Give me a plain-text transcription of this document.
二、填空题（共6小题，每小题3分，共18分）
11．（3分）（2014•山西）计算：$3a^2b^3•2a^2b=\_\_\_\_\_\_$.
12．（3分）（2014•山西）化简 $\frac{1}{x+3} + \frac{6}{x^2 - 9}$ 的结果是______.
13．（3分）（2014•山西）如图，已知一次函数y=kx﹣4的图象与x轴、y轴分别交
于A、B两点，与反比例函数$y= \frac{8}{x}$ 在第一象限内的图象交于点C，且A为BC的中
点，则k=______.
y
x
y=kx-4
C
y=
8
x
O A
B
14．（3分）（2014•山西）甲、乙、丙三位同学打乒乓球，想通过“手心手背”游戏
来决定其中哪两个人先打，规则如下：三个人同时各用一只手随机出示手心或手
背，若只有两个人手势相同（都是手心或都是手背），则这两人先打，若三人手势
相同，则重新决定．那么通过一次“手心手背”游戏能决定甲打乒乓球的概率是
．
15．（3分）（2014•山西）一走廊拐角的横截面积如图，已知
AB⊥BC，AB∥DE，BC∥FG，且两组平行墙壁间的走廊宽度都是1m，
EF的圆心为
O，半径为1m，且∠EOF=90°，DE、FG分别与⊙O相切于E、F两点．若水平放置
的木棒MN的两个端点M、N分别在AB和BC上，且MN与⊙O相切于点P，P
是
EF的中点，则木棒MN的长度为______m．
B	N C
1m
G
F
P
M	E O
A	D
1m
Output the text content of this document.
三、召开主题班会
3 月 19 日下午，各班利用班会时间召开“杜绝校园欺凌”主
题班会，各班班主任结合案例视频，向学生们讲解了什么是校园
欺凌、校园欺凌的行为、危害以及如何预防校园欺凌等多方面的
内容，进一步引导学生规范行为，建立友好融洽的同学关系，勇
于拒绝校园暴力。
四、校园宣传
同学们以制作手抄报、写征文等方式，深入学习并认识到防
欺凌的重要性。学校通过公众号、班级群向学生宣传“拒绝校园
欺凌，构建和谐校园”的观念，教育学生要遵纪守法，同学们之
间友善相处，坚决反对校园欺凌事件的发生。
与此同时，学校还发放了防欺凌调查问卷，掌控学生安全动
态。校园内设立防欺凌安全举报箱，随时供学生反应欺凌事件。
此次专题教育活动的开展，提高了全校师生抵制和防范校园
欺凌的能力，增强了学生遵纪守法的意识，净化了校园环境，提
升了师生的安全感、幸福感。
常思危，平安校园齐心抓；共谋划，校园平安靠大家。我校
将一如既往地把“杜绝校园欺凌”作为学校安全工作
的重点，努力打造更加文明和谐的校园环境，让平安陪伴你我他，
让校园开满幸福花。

**EXERCISE REQUIREMENTS**
Find the lines holding "杜绝校园欺凌" and list every one.

**RESULT FOR THIS TASK**
3 月 19 日下午，各班利用班会时间召开“杜绝校园欺凌”主
将一如既往地把“杜绝校园欺凌”作为学校安全工作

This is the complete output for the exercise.